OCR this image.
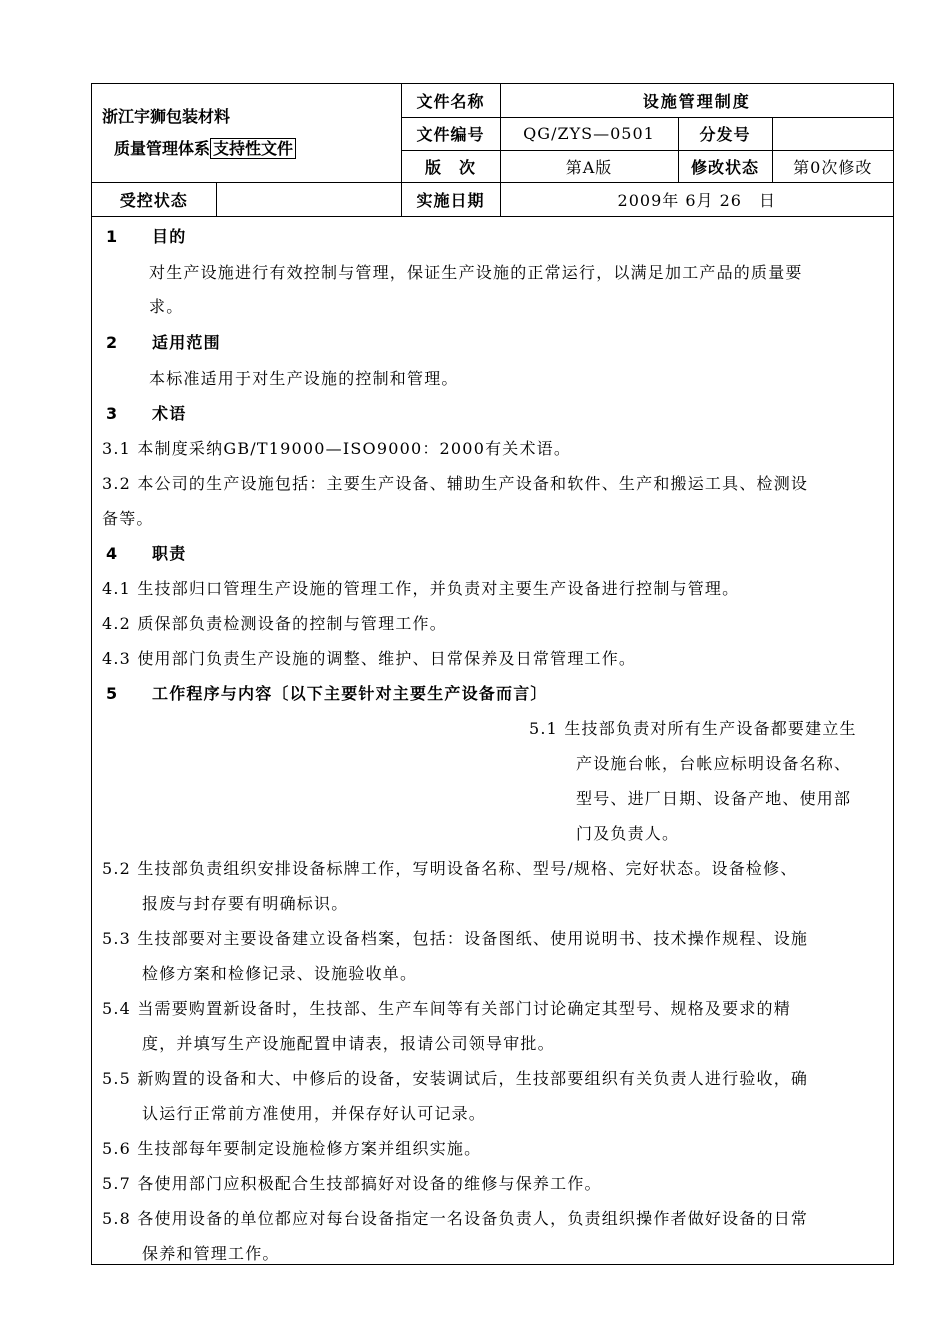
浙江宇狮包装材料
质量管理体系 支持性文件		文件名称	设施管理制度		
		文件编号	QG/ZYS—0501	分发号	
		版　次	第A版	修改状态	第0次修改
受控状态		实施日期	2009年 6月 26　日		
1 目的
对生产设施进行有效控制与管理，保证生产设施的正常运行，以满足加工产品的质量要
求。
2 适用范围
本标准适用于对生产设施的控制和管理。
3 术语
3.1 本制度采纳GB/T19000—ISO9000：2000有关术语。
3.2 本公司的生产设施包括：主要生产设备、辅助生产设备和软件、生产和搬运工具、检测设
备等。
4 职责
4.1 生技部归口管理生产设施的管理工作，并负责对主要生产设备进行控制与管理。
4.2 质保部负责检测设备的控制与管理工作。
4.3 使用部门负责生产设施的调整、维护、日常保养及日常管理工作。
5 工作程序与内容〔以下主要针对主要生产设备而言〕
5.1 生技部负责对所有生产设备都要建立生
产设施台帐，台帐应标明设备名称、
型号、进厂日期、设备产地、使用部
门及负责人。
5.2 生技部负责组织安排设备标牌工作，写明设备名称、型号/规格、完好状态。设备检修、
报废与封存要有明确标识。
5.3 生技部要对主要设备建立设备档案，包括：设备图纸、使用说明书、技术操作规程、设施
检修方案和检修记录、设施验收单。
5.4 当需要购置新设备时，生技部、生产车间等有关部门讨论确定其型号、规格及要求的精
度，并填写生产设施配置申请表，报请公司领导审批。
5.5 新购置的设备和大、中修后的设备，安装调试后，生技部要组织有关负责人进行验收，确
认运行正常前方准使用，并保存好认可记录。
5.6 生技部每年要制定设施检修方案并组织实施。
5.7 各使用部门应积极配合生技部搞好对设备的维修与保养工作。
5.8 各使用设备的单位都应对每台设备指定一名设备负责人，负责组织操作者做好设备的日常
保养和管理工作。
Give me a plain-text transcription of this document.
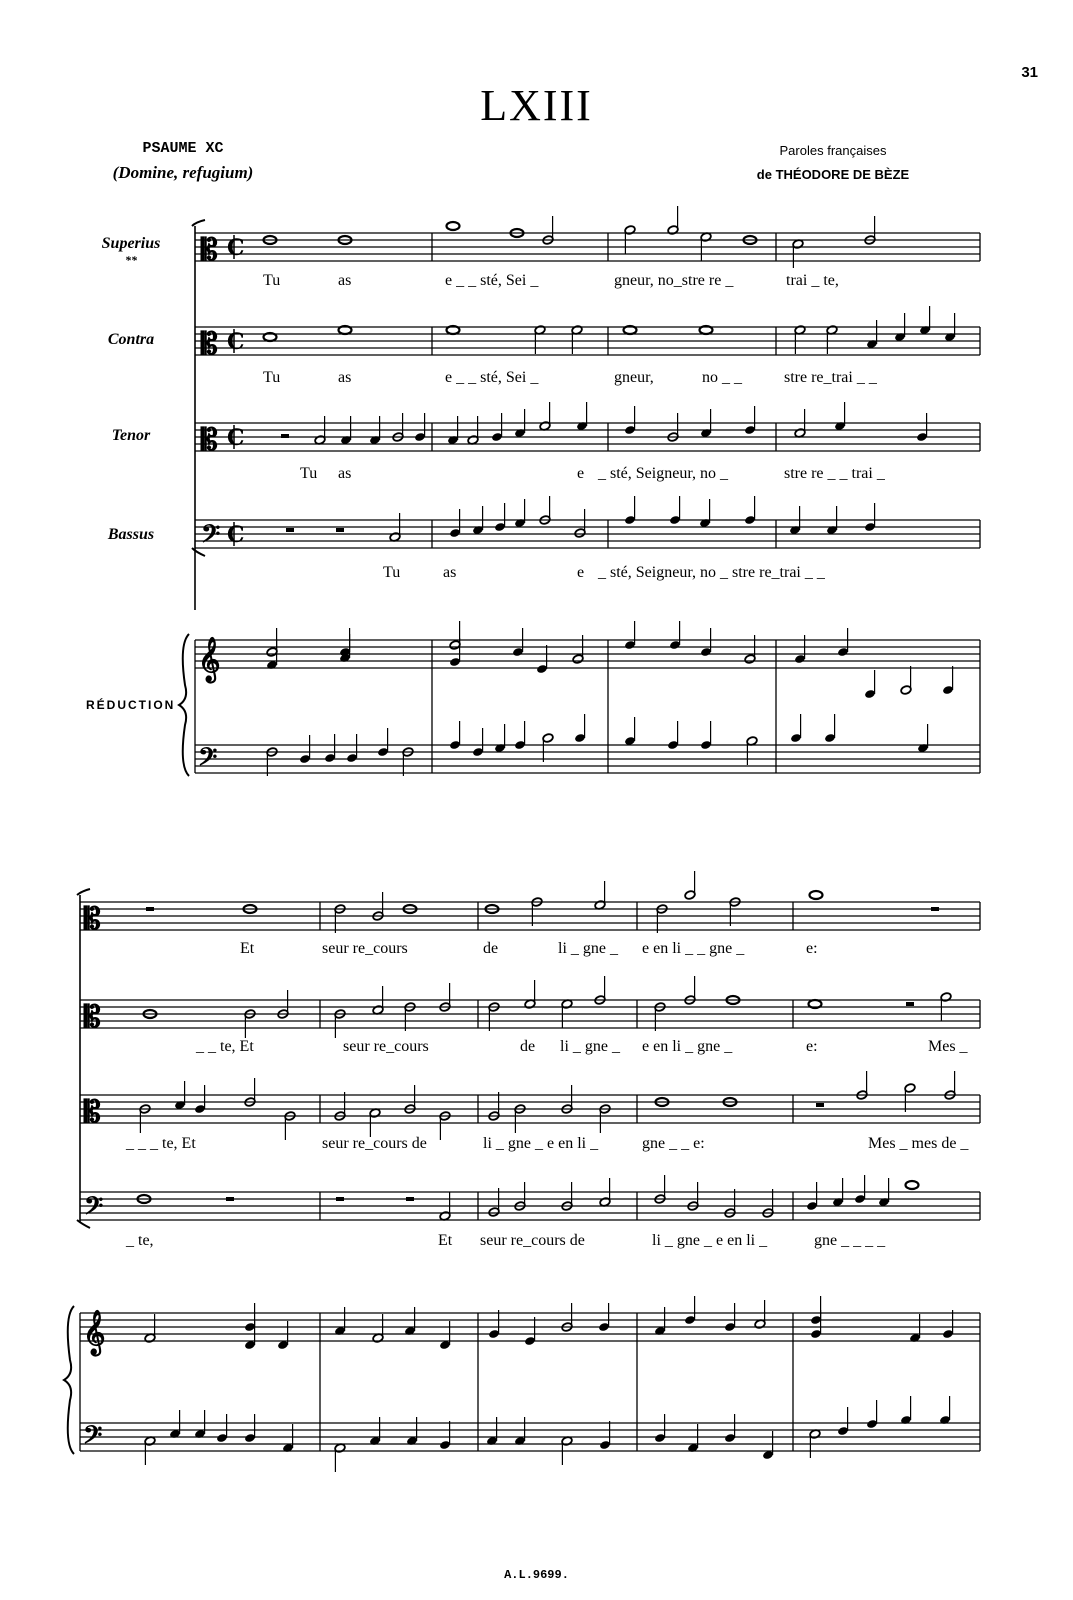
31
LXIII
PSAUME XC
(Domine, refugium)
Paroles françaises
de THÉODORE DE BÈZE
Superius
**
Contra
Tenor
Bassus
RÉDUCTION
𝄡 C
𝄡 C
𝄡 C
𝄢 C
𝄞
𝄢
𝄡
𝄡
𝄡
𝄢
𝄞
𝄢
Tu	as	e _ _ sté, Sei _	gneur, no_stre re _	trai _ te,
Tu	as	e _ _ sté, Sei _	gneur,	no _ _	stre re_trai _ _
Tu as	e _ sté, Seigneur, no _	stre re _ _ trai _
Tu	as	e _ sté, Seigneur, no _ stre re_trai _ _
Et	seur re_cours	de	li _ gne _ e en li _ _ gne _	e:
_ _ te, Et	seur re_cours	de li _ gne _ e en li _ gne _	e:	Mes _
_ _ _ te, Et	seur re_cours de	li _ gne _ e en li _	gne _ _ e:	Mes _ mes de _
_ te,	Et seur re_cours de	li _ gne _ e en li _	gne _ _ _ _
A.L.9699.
• • •
Task prompt
Write out the whole listing again, exactly, with no pictures.

Exercise solution
OCR this image.
浙江宇狮包装材料
质量管理体系 支持性文件		文件名称	设施管理制度		
		文件编号	QG/ZYS—0501	分发号	
		版　次	第A版	修改状态	第0次修改
受控状态		实施日期	2009年 6月 26　日		
1 目的
对生产设施进行有效控制与管理，保证生产设施的正常运行，以满足加工产品的质量要
求。
2 适用范围
本标准适用于对生产设施的控制和管理。
3 术语
3.1 本制度采纳GB/T19000—ISO9000：2000有关术语。
3.2 本公司的生产设施包括：主要生产设备、辅助生产设备和软件、生产和搬运工具、检测设
备等。
4 职责
4.1 生技部归口管理生产设施的管理工作，并负责对主要生产设备进行控制与管理。
4.2 质保部负责检测设备的控制与管理工作。
4.3 使用部门负责生产设施的调整、维护、日常保养及日常管理工作。
5 工作程序与内容〔以下主要针对主要生产设备而言〕
5.1 生技部负责对所有生产设备都要建立生
产设施台帐，台帐应标明设备名称、
型号、进厂日期、设备产地、使用部
门及负责人。
5.2 生技部负责组织安排设备标牌工作，写明设备名称、型号/规格、完好状态。设备检修、
报废与封存要有明确标识。
5.3 生技部要对主要设备建立设备档案，包括：设备图纸、使用说明书、技术操作规程、设施
检修方案和检修记录、设施验收单。
5.4 当需要购置新设备时，生技部、生产车间等有关部门讨论确定其型号、规格及要求的精
度，并填写生产设施配置申请表，报请公司领导审批。
5.5 新购置的设备和大、中修后的设备，安装调试后，生技部要组织有关负责人进行验收，确
认运行正常前方准使用，并保存好认可记录。
5.6 生技部每年要制定设施检修方案并组织实施。
5.7 各使用部门应积极配合生技部搞好对设备的维修与保养工作。
5.8 各使用设备的单位都应对每台设备指定一名设备负责人，负责组织操作者做好设备的日常
保养和管理工作。
Give me a plain-text transcription of this document.
31
LXIII
PSAUME XC
(Domine, refugium)
Paroles françaises
de THÉODORE DE BÈZE
Superius
**
Contra
Tenor
Bassus
RÉDUCTION
𝄡 C
𝄡 C
𝄡 C
𝄢 C
𝄞
𝄢
𝄡
𝄡
𝄡
𝄢
𝄞
𝄢
Tu	as	e _ _ sté, Sei _	gneur, no_stre re _	trai _ te,
Tu	as	e _ _ sté, Sei _	gneur,	no _ _	stre re_trai _ _
Tu as	e _ sté, Seigneur, no _	stre re _ _ trai _
Tu	as	e _ sté, Seigneur, no _ stre re_trai _ _
Et	seur re_cours	de	li _ gne _ e en li _ _ gne _	e:
_ _ te, Et	seur re_cours	de li _ gne _ e en li _ gne _	e:	Mes _
_ _ _ te, Et	seur re_cours de	li _ gne _ e en li _	gne _ _ e:	Mes _ mes de _
_ te,	Et seur re_cours de	li _ gne _ e en li _	gne _ _ _ _
A.L.9699.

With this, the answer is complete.